- _Your task_
Copy out the complete listing, word for word.

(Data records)
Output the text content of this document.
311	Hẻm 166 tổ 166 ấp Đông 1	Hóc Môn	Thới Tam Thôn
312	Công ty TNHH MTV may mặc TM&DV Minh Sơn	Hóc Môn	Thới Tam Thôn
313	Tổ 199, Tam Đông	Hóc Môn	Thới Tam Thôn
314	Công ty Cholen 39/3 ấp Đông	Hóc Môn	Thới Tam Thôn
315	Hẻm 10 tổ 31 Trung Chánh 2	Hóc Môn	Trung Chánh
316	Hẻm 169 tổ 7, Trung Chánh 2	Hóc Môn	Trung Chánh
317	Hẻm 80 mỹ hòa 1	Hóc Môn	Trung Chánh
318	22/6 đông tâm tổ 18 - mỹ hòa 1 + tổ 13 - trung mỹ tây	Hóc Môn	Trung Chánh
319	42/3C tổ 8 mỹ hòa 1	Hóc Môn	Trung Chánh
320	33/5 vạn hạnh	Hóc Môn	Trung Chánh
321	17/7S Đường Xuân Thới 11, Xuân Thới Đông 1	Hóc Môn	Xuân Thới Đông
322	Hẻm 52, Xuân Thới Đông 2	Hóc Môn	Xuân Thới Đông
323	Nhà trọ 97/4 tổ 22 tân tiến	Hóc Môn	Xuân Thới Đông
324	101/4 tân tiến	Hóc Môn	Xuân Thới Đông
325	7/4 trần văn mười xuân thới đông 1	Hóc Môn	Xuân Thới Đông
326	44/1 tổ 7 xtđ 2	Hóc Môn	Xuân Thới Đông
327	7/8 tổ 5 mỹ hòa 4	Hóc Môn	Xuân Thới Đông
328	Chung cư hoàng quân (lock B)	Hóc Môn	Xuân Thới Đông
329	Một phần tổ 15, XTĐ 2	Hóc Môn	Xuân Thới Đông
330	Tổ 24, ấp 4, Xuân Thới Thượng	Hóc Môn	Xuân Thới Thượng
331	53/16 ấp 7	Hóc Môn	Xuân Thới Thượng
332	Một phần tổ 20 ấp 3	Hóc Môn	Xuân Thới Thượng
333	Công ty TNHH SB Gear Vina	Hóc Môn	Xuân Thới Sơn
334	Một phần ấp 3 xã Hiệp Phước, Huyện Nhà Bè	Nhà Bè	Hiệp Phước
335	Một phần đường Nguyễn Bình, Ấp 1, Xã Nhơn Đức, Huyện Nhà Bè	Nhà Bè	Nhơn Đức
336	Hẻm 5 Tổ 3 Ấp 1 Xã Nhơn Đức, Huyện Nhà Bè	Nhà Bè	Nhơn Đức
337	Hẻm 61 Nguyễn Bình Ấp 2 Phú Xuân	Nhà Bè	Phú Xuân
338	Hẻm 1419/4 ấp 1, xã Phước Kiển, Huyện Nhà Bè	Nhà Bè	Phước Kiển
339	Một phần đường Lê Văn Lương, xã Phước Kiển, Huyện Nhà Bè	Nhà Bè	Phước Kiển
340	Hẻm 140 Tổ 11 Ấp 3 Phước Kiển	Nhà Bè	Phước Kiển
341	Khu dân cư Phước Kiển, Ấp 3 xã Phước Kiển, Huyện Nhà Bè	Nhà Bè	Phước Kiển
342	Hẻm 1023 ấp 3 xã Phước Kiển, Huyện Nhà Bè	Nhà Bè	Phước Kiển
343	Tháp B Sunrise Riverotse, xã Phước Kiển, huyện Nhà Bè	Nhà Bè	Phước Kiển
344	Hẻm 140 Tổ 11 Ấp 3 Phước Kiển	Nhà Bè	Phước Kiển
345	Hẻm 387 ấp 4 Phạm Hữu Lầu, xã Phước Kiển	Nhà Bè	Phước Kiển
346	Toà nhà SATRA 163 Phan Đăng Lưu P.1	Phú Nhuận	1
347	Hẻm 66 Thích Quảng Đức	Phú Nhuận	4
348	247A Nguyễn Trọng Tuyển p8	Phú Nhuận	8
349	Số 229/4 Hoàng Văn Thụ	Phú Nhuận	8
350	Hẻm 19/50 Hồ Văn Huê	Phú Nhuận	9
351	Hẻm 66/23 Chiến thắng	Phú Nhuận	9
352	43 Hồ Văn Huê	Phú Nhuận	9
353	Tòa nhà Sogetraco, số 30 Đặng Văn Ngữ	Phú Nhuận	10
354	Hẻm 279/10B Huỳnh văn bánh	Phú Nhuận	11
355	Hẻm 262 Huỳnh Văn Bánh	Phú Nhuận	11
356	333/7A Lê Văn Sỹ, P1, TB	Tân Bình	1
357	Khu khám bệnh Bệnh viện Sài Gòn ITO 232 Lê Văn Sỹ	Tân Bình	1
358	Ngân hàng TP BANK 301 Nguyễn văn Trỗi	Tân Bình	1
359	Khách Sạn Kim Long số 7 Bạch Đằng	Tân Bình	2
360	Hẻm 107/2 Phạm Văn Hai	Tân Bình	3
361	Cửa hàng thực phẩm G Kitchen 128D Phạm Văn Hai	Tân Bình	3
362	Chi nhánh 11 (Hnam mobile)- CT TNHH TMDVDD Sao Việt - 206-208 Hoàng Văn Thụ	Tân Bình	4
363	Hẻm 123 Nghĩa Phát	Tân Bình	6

- _Worked solution_
Output the text content of this document.
311	Hẻm 166 tổ 166 ấp Đông 1	Hóc Môn	Thới Tam Thôn
312	Công ty TNHH MTV may mặc TM&DV Minh Sơn	Hóc Môn	Thới Tam Thôn
313	Tổ 199, Tam Đông	Hóc Môn	Thới Tam Thôn
314	Công ty Cholen 39/3 ấp Đông	Hóc Môn	Thới Tam Thôn
315	Hẻm 10 tổ 31 Trung Chánh 2	Hóc Môn	Trung Chánh
316	Hẻm 169 tổ 7, Trung Chánh 2	Hóc Môn	Trung Chánh
317	Hẻm 80 mỹ hòa 1	Hóc Môn	Trung Chánh
318	22/6 đông tâm tổ 18 - mỹ hòa 1 + tổ 13 - trung mỹ tây	Hóc Môn	Trung Chánh
319	42/3C tổ 8 mỹ hòa 1	Hóc Môn	Trung Chánh
320	33/5 vạn hạnh	Hóc Môn	Trung Chánh
321	17/7S Đường Xuân Thới 11, Xuân Thới Đông 1	Hóc Môn	Xuân Thới Đông
322	Hẻm 52, Xuân Thới Đông 2	Hóc Môn	Xuân Thới Đông
323	Nhà trọ 97/4 tổ 22 tân tiến	Hóc Môn	Xuân Thới Đông
324	101/4 tân tiến	Hóc Môn	Xuân Thới Đông
325	7/4 trần văn mười xuân thới đông 1	Hóc Môn	Xuân Thới Đông
326	44/1 tổ 7 xtđ 2	Hóc Môn	Xuân Thới Đông
327	7/8 tổ 5 mỹ hòa 4	Hóc Môn	Xuân Thới Đông
328	Chung cư hoàng quân (lock B)	Hóc Môn	Xuân Thới Đông
329	Một phần tổ 15, XTĐ 2	Hóc Môn	Xuân Thới Đông
330	Tổ 24, ấp 4, Xuân Thới Thượng	Hóc Môn	Xuân Thới Thượng
331	53/16 ấp 7	Hóc Môn	Xuân Thới Thượng
332	Một phần tổ 20 ấp 3	Hóc Môn	Xuân Thới Thượng
333	Công ty TNHH SB Gear Vina	Hóc Môn	Xuân Thới Sơn
334	Một phần ấp 3 xã Hiệp Phước, Huyện Nhà Bè	Nhà Bè	Hiệp Phước
335	Một phần đường Nguyễn Bình, Ấp 1, Xã Nhơn Đức, Huyện Nhà Bè	Nhà Bè	Nhơn Đức
336	Hẻm 5 Tổ 3 Ấp 1 Xã Nhơn Đức, Huyện Nhà Bè	Nhà Bè	Nhơn Đức
337	Hẻm 61 Nguyễn Bình Ấp 2 Phú Xuân	Nhà Bè	Phú Xuân
338	Hẻm 1419/4 ấp 1, xã Phước Kiển, Huyện Nhà Bè	Nhà Bè	Phước Kiển
339	Một phần đường Lê Văn Lương, xã Phước Kiển, Huyện Nhà Bè	Nhà Bè	Phước Kiển
340	Hẻm 140 Tổ 11 Ấp 3 Phước Kiển	Nhà Bè	Phước Kiển
341	Khu dân cư Phước Kiển, Ấp 3 xã Phước Kiển, Huyện Nhà Bè	Nhà Bè	Phước Kiển
342	Hẻm 1023 ấp 3 xã Phước Kiển, Huyện Nhà Bè	Nhà Bè	Phước Kiển
343	Tháp B Sunrise Riverotse, xã Phước Kiển, huyện Nhà Bè	Nhà Bè	Phước Kiển
344	Hẻm 140 Tổ 11 Ấp 3 Phước Kiển	Nhà Bè	Phước Kiển
345	Hẻm 387 ấp 4 Phạm Hữu Lầu, xã Phước Kiển	Nhà Bè	Phước Kiển
346	Toà nhà SATRA 163 Phan Đăng Lưu P.1	Phú Nhuận	1
347	Hẻm 66 Thích Quảng Đức	Phú Nhuận	4
348	247A Nguyễn Trọng Tuyển p8	Phú Nhuận	8
349	Số 229/4 Hoàng Văn Thụ	Phú Nhuận	8
350	Hẻm 19/50 Hồ Văn Huê	Phú Nhuận	9
351	Hẻm 66/23 Chiến thắng	Phú Nhuận	9
352	43 Hồ Văn Huê	Phú Nhuận	9
353	Tòa nhà Sogetraco, số 30 Đặng Văn Ngữ	Phú Nhuận	10
354	Hẻm 279/10B Huỳnh văn bánh	Phú Nhuận	11
355	Hẻm 262 Huỳnh Văn Bánh	Phú Nhuận	11
356	333/7A Lê Văn Sỹ, P1, TB	Tân Bình	1
357	Khu khám bệnh Bệnh viện Sài Gòn ITO 232 Lê Văn Sỹ	Tân Bình	1
358	Ngân hàng TP BANK 301 Nguyễn văn Trỗi	Tân Bình	1
359	Khách Sạn Kim Long số 7 Bạch Đằng	Tân Bình	2
360	Hẻm 107/2 Phạm Văn Hai	Tân Bình	3
361	Cửa hàng thực phẩm G Kitchen 128D Phạm Văn Hai	Tân Bình	3
362	Chi nhánh 11 (Hnam mobile)- CT TNHH TMDVDD Sao Việt - 206-208 Hoàng Văn Thụ	Tân Bình	4
363	Hẻm 123 Nghĩa Phát	Tân Bình	6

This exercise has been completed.